** begin **

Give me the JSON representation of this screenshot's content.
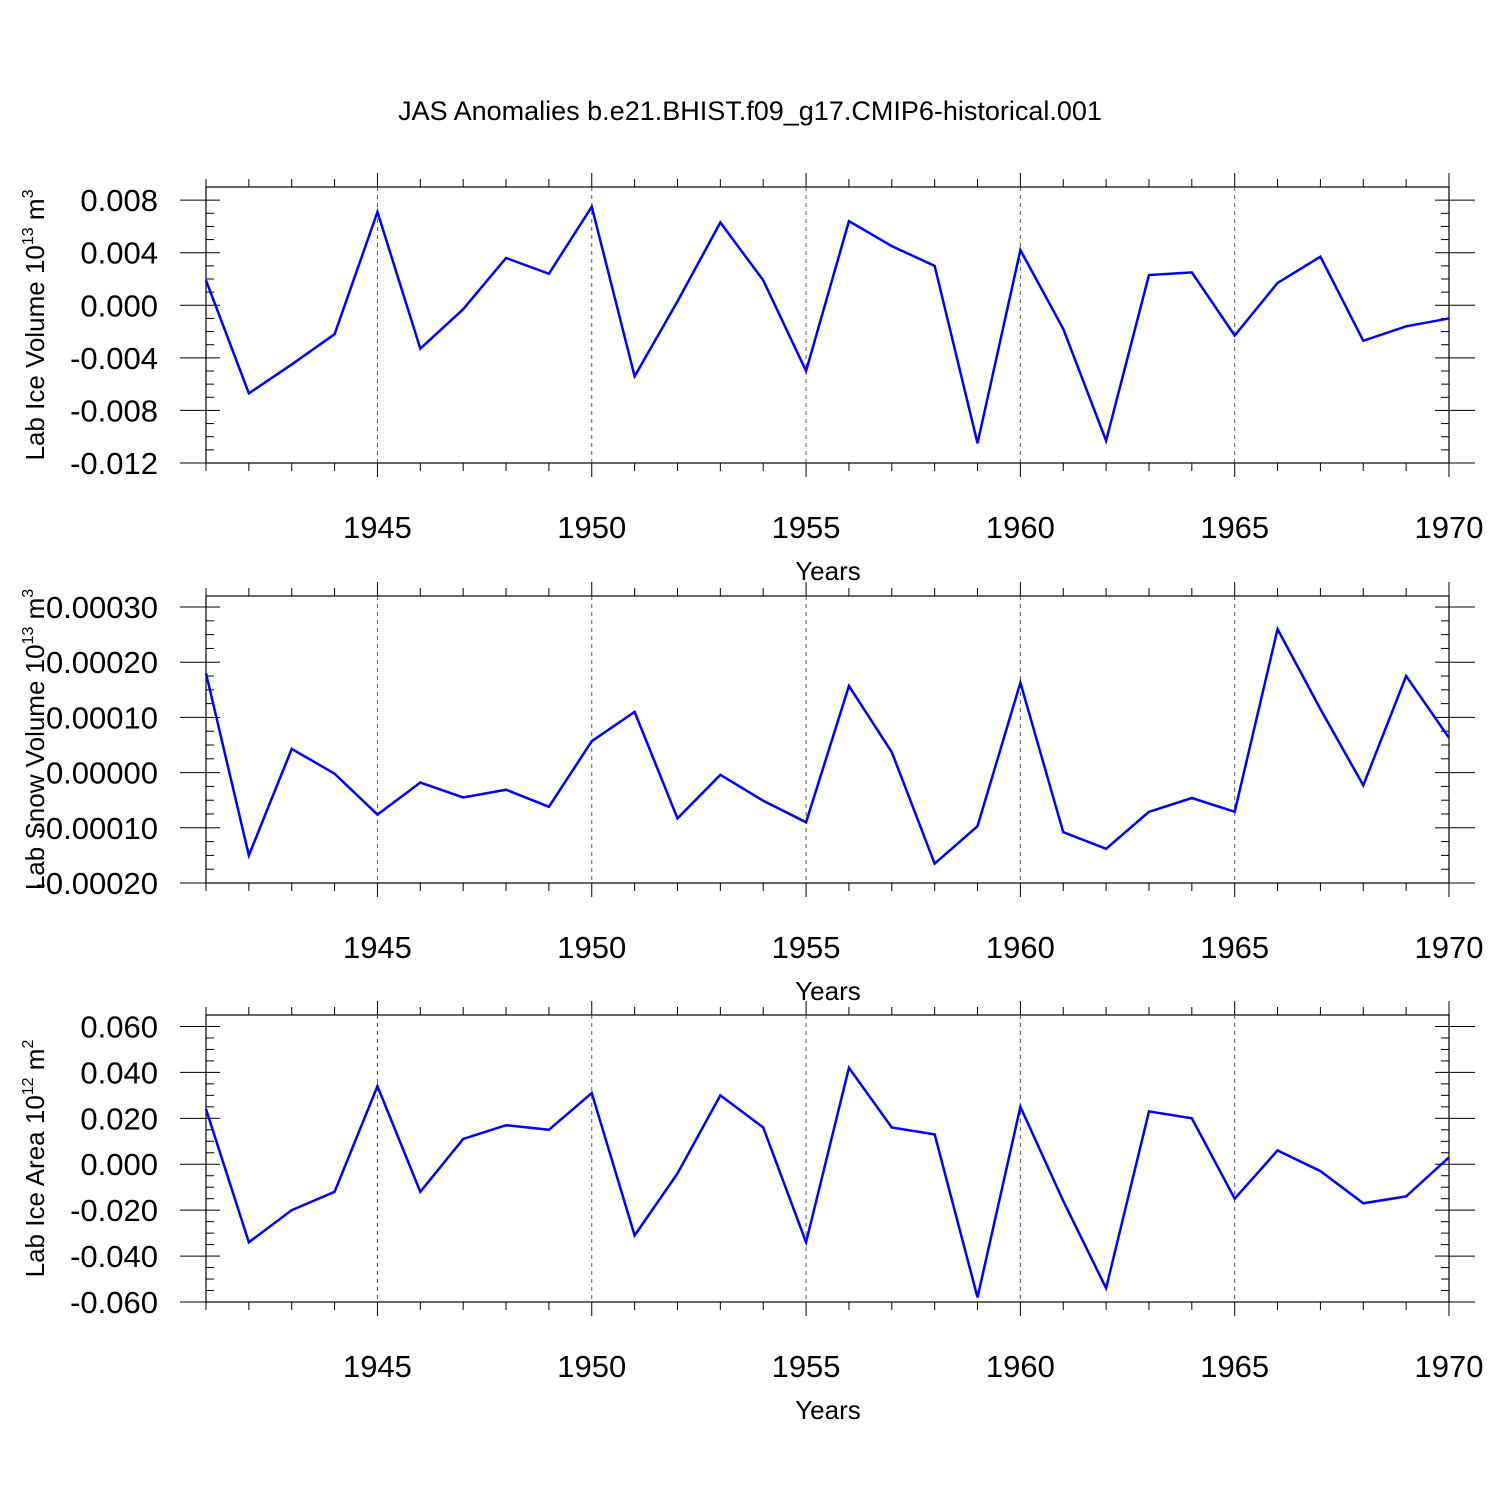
{
  "title": "JAS Anomalies b.e21.BHIST.f09_g17.CMIP6-historical.001",
  "colors": {
    "series": "#0000ff",
    "axis": "#000000",
    "grid": "#555555"
  },
  "chart_data": [
    {
      "type": "line",
      "title": "",
      "xlabel": "Years",
      "ylabel_base": "Lab Ice Volume 10",
      "ylabel_exp": "13",
      "ylabel_unit": " m",
      "ylabel_unit_exp": "3",
      "xlim": [
        1941,
        1970
      ],
      "ylim": [
        -0.012,
        0.009
      ],
      "yticks": [
        -0.012,
        -0.008,
        -0.004,
        0.0,
        0.004,
        0.008
      ],
      "ytick_labels": [
        "-0.012",
        "-0.008",
        "-0.004",
        "0.000",
        "0.004",
        "0.008"
      ],
      "xticks": [
        1945,
        1950,
        1955,
        1960,
        1965,
        1970
      ],
      "xtick_labels": [
        "1945",
        "1950",
        "1955",
        "1960",
        "1965",
        "1970"
      ],
      "series": [
        {
          "name": "Lab Ice Volume",
          "x": [
            1941,
            1942,
            1943,
            1944,
            1945,
            1946,
            1947,
            1948,
            1949,
            1950,
            1951,
            1952,
            1953,
            1954,
            1955,
            1956,
            1957,
            1958,
            1959,
            1960,
            1961,
            1962,
            1963,
            1964,
            1965,
            1966,
            1967,
            1968,
            1969,
            1970
          ],
          "values": [
            0.0019,
            -0.0067,
            -0.0045,
            -0.0022,
            0.0071,
            -0.0033,
            -0.0003,
            0.0036,
            0.0024,
            0.0075,
            -0.0054,
            0.0003,
            0.0063,
            0.0019,
            -0.005,
            0.0064,
            0.0045,
            0.003,
            -0.0105,
            0.0042,
            -0.0018,
            -0.0103,
            0.0023,
            0.0025,
            -0.0023,
            0.0017,
            0.0037,
            -0.0027,
            -0.0016,
            -0.001
          ]
        }
      ]
    },
    {
      "type": "line",
      "title": "",
      "xlabel": "Years",
      "ylabel_base": "Lab Snow Volume 10",
      "ylabel_exp": "13",
      "ylabel_unit": " m",
      "ylabel_unit_exp": "3",
      "xlim": [
        1941,
        1970
      ],
      "ylim": [
        -0.0002,
        0.0003
      ],
      "yticks": [
        -0.0002,
        -0.0001,
        0.0,
        0.0001,
        0.0002,
        0.0003
      ],
      "ytick_labels": [
        "-0.00020",
        "-0.00010",
        "0.00000",
        "0.00010",
        "0.00020",
        "0.00030"
      ],
      "xticks": [
        1945,
        1950,
        1955,
        1960,
        1965,
        1970
      ],
      "xtick_labels": [
        "1945",
        "1950",
        "1955",
        "1960",
        "1965",
        "1970"
      ],
      "series": [
        {
          "name": "Lab Snow Volume",
          "x": [
            1941,
            1942,
            1943,
            1944,
            1945,
            1946,
            1947,
            1948,
            1949,
            1950,
            1951,
            1952,
            1953,
            1954,
            1955,
            1956,
            1957,
            1958,
            1959,
            1960,
            1961,
            1962,
            1963,
            1964,
            1965,
            1966,
            1967,
            1968,
            1969,
            1970
          ],
          "values": [
            0.00018,
            -0.00015,
            4.3e-05,
            -2e-06,
            -7.6e-05,
            -1.8e-05,
            -4.5e-05,
            -3.1e-05,
            -6.2e-05,
            5.7e-05,
            0.00011,
            -8.3e-05,
            -4e-06,
            -5.1e-05,
            -9e-05,
            0.000157,
            3.7e-05,
            -0.000165,
            -9.7e-05,
            0.000163,
            -0.000108,
            -0.000138,
            -7.1e-05,
            -4.6e-05,
            -7.1e-05,
            0.00026,
            0.000115,
            -2.3e-05,
            0.000175,
            6.3e-05
          ]
        }
      ]
    },
    {
      "type": "line",
      "title": "",
      "xlabel": "Years",
      "ylabel_base": "Lab Ice Area 10",
      "ylabel_exp": "12",
      "ylabel_unit": " m",
      "ylabel_unit_exp": "2",
      "xlim": [
        1941,
        1970
      ],
      "ylim": [
        -0.06,
        0.06
      ],
      "yticks": [
        -0.06,
        -0.04,
        -0.02,
        0.0,
        0.02,
        0.04,
        0.06
      ],
      "ytick_labels": [
        "-0.060",
        "-0.040",
        "-0.020",
        "0.000",
        "0.020",
        "0.040",
        "0.060"
      ],
      "xticks": [
        1945,
        1950,
        1955,
        1960,
        1965,
        1970
      ],
      "xtick_labels": [
        "1945",
        "1950",
        "1955",
        "1960",
        "1965",
        "1970"
      ],
      "series": [
        {
          "name": "Lab Ice Area",
          "x": [
            1941,
            1942,
            1943,
            1944,
            1945,
            1946,
            1947,
            1948,
            1949,
            1950,
            1951,
            1952,
            1953,
            1954,
            1955,
            1956,
            1957,
            1958,
            1959,
            1960,
            1961,
            1962,
            1963,
            1964,
            1965,
            1966,
            1967,
            1968,
            1969,
            1970
          ],
          "values": [
            0.024,
            -0.034,
            -0.02,
            -0.012,
            0.034,
            -0.012,
            0.011,
            0.017,
            0.015,
            0.031,
            -0.031,
            -0.004,
            0.03,
            0.016,
            -0.034,
            0.042,
            0.016,
            0.013,
            -0.058,
            0.025,
            -0.016,
            -0.054,
            0.023,
            0.02,
            -0.015,
            0.006,
            -0.003,
            -0.017,
            -0.014,
            0.003
          ]
        }
      ]
    }
  ]
}
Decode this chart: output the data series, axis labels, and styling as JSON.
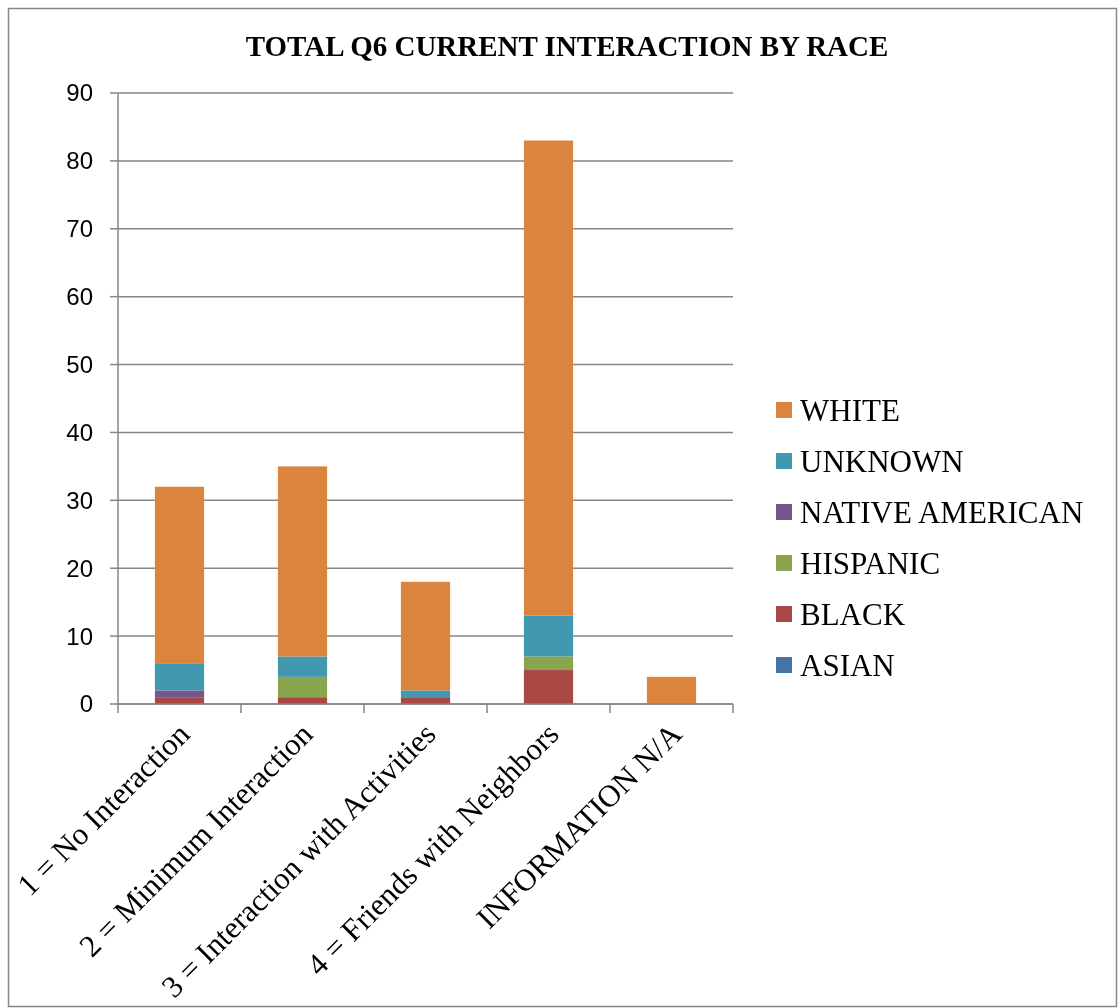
{
  "chart_data": {
    "type": "bar",
    "title": "TOTAL Q6 CURRENT INTERACTION BY RACE",
    "categories": [
      "1 = No Interaction",
      "2 = Minimum Interaction",
      "3 = Interaction with Activities",
      "4 = Friends with Neighbors",
      "INFORMATION N/A"
    ],
    "series": [
      {
        "name": "ASIAN",
        "color": "#4572a7",
        "values": [
          0,
          0,
          0,
          0,
          0
        ]
      },
      {
        "name": "BLACK",
        "color": "#aa4643",
        "values": [
          1,
          1,
          1,
          5,
          0
        ]
      },
      {
        "name": "HISPANIC",
        "color": "#89a54e",
        "values": [
          0,
          3,
          0,
          2,
          0
        ]
      },
      {
        "name": "NATIVE AMERICAN",
        "color": "#71588f",
        "values": [
          1,
          0,
          0,
          0,
          0
        ]
      },
      {
        "name": "UNKNOWN",
        "color": "#4198af",
        "values": [
          4,
          3,
          1,
          6,
          0
        ]
      },
      {
        "name": "WHITE",
        "color": "#db843d",
        "values": [
          26,
          28,
          16,
          70,
          4
        ]
      }
    ],
    "stacked": true,
    "ylim": [
      0,
      90
    ],
    "yticks": [
      0,
      10,
      20,
      30,
      40,
      50,
      60,
      70,
      80,
      90
    ],
    "grid": "y",
    "legend": "right"
  }
}
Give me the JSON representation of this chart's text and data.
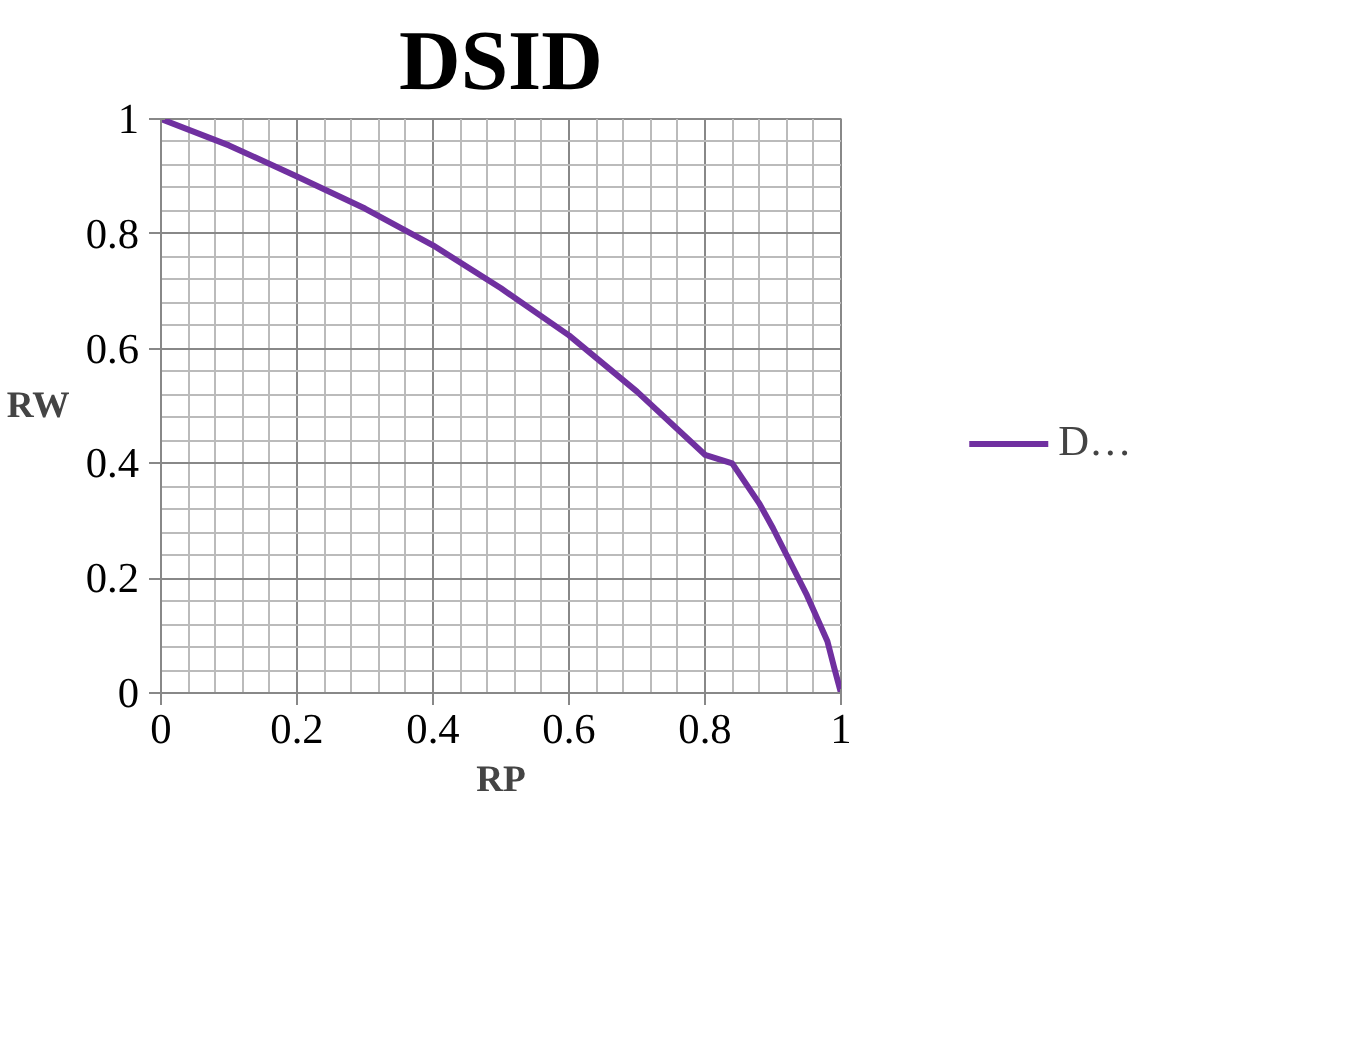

** end **

▸ Job
Copy the whole of the material above exactly, but not its images.

▸ Answer to the problem
Give me the JSON representation of this screenshot's content.
{
  "title": "JAS Anomalies b.e21.BHIST.f09_g17.CMIP6-historical.001",
  "colors": {
    "series": "#0000ff",
    "axis": "#000000",
    "grid": "#555555"
  },
  "chart_data": [
    {
      "type": "line",
      "title": "",
      "xlabel": "Years",
      "ylabel_base": "Lab Ice Volume 10",
      "ylabel_exp": "13",
      "ylabel_unit": " m",
      "ylabel_unit_exp": "3",
      "xlim": [
        1941,
        1970
      ],
      "ylim": [
        -0.012,
        0.009
      ],
      "yticks": [
        -0.012,
        -0.008,
        -0.004,
        0.0,
        0.004,
        0.008
      ],
      "ytick_labels": [
        "-0.012",
        "-0.008",
        "-0.004",
        "0.000",
        "0.004",
        "0.008"
      ],
      "xticks": [
        1945,
        1950,
        1955,
        1960,
        1965,
        1970
      ],
      "xtick_labels": [
        "1945",
        "1950",
        "1955",
        "1960",
        "1965",
        "1970"
      ],
      "series": [
        {
          "name": "Lab Ice Volume",
          "x": [
            1941,
            1942,
            1943,
            1944,
            1945,
            1946,
            1947,
            1948,
            1949,
            1950,
            1951,
            1952,
            1953,
            1954,
            1955,
            1956,
            1957,
            1958,
            1959,
            1960,
            1961,
            1962,
            1963,
            1964,
            1965,
            1966,
            1967,
            1968,
            1969,
            1970
          ],
          "values": [
            0.0019,
            -0.0067,
            -0.0045,
            -0.0022,
            0.0071,
            -0.0033,
            -0.0003,
            0.0036,
            0.0024,
            0.0075,
            -0.0054,
            0.0003,
            0.0063,
            0.0019,
            -0.005,
            0.0064,
            0.0045,
            0.003,
            -0.0105,
            0.0042,
            -0.0018,
            -0.0103,
            0.0023,
            0.0025,
            -0.0023,
            0.0017,
            0.0037,
            -0.0027,
            -0.0016,
            -0.001
          ]
        }
      ]
    },
    {
      "type": "line",
      "title": "",
      "xlabel": "Years",
      "ylabel_base": "Lab Snow Volume 10",
      "ylabel_exp": "13",
      "ylabel_unit": " m",
      "ylabel_unit_exp": "3",
      "xlim": [
        1941,
        1970
      ],
      "ylim": [
        -0.0002,
        0.0003
      ],
      "yticks": [
        -0.0002,
        -0.0001,
        0.0,
        0.0001,
        0.0002,
        0.0003
      ],
      "ytick_labels": [
        "-0.00020",
        "-0.00010",
        "0.00000",
        "0.00010",
        "0.00020",
        "0.00030"
      ],
      "xticks": [
        1945,
        1950,
        1955,
        1960,
        1965,
        1970
      ],
      "xtick_labels": [
        "1945",
        "1950",
        "1955",
        "1960",
        "1965",
        "1970"
      ],
      "series": [
        {
          "name": "Lab Snow Volume",
          "x": [
            1941,
            1942,
            1943,
            1944,
            1945,
            1946,
            1947,
            1948,
            1949,
            1950,
            1951,
            1952,
            1953,
            1954,
            1955,
            1956,
            1957,
            1958,
            1959,
            1960,
            1961,
            1962,
            1963,
            1964,
            1965,
            1966,
            1967,
            1968,
            1969,
            1970
          ],
          "values": [
            0.00018,
            -0.00015,
            4.3e-05,
            -2e-06,
            -7.6e-05,
            -1.8e-05,
            -4.5e-05,
            -3.1e-05,
            -6.2e-05,
            5.7e-05,
            0.00011,
            -8.3e-05,
            -4e-06,
            -5.1e-05,
            -9e-05,
            0.000157,
            3.7e-05,
            -0.000165,
            -9.7e-05,
            0.000163,
            -0.000108,
            -0.000138,
            -7.1e-05,
            -4.6e-05,
            -7.1e-05,
            0.00026,
            0.000115,
            -2.3e-05,
            0.000175,
            6.3e-05
          ]
        }
      ]
    },
    {
      "type": "line",
      "title": "",
      "xlabel": "Years",
      "ylabel_base": "Lab Ice Area 10",
      "ylabel_exp": "12",
      "ylabel_unit": " m",
      "ylabel_unit_exp": "2",
      "xlim": [
        1941,
        1970
      ],
      "ylim": [
        -0.06,
        0.06
      ],
      "yticks": [
        -0.06,
        -0.04,
        -0.02,
        0.0,
        0.02,
        0.04,
        0.06
      ],
      "ytick_labels": [
        "-0.060",
        "-0.040",
        "-0.020",
        "0.000",
        "0.020",
        "0.040",
        "0.060"
      ],
      "xticks": [
        1945,
        1950,
        1955,
        1960,
        1965,
        1970
      ],
      "xtick_labels": [
        "1945",
        "1950",
        "1955",
        "1960",
        "1965",
        "1970"
      ],
      "series": [
        {
          "name": "Lab Ice Area",
          "x": [
            1941,
            1942,
            1943,
            1944,
            1945,
            1946,
            1947,
            1948,
            1949,
            1950,
            1951,
            1952,
            1953,
            1954,
            1955,
            1956,
            1957,
            1958,
            1959,
            1960,
            1961,
            1962,
            1963,
            1964,
            1965,
            1966,
            1967,
            1968,
            1969,
            1970
          ],
          "values": [
            0.024,
            -0.034,
            -0.02,
            -0.012,
            0.034,
            -0.012,
            0.011,
            0.017,
            0.015,
            0.031,
            -0.031,
            -0.004,
            0.03,
            0.016,
            -0.034,
            0.042,
            0.016,
            0.013,
            -0.058,
            0.025,
            -0.016,
            -0.054,
            0.023,
            0.02,
            -0.015,
            0.006,
            -0.003,
            -0.017,
            -0.014,
            0.003
          ]
        }
      ]
    }
  ]
}
Decode this chart: output the data series, axis labels, and styling as JSON.
{
  "chart_data": {
    "type": "bar",
    "title": "TOTAL Q6 CURRENT INTERACTION BY RACE",
    "categories": [
      "1 = No Interaction",
      "2 = Minimum Interaction",
      "3 = Interaction with Activities",
      "4 = Friends with Neighbors",
      "INFORMATION N/A"
    ],
    "series": [
      {
        "name": "ASIAN",
        "color": "#4572a7",
        "values": [
          0,
          0,
          0,
          0,
          0
        ]
      },
      {
        "name": "BLACK",
        "color": "#aa4643",
        "values": [
          1,
          1,
          1,
          5,
          0
        ]
      },
      {
        "name": "HISPANIC",
        "color": "#89a54e",
        "values": [
          0,
          3,
          0,
          2,
          0
        ]
      },
      {
        "name": "NATIVE AMERICAN",
        "color": "#71588f",
        "values": [
          1,
          0,
          0,
          0,
          0
        ]
      },
      {
        "name": "UNKNOWN",
        "color": "#4198af",
        "values": [
          4,
          3,
          1,
          6,
          0
        ]
      },
      {
        "name": "WHITE",
        "color": "#db843d",
        "values": [
          26,
          28,
          16,
          70,
          4
        ]
      }
    ],
    "stacked": true,
    "ylim": [
      0,
      90
    ],
    "yticks": [
      0,
      10,
      20,
      30,
      40,
      50,
      60,
      70,
      80,
      90
    ],
    "grid": "y",
    "legend": "right"
  }
}
Give me the JSON representation of this chart's text and data.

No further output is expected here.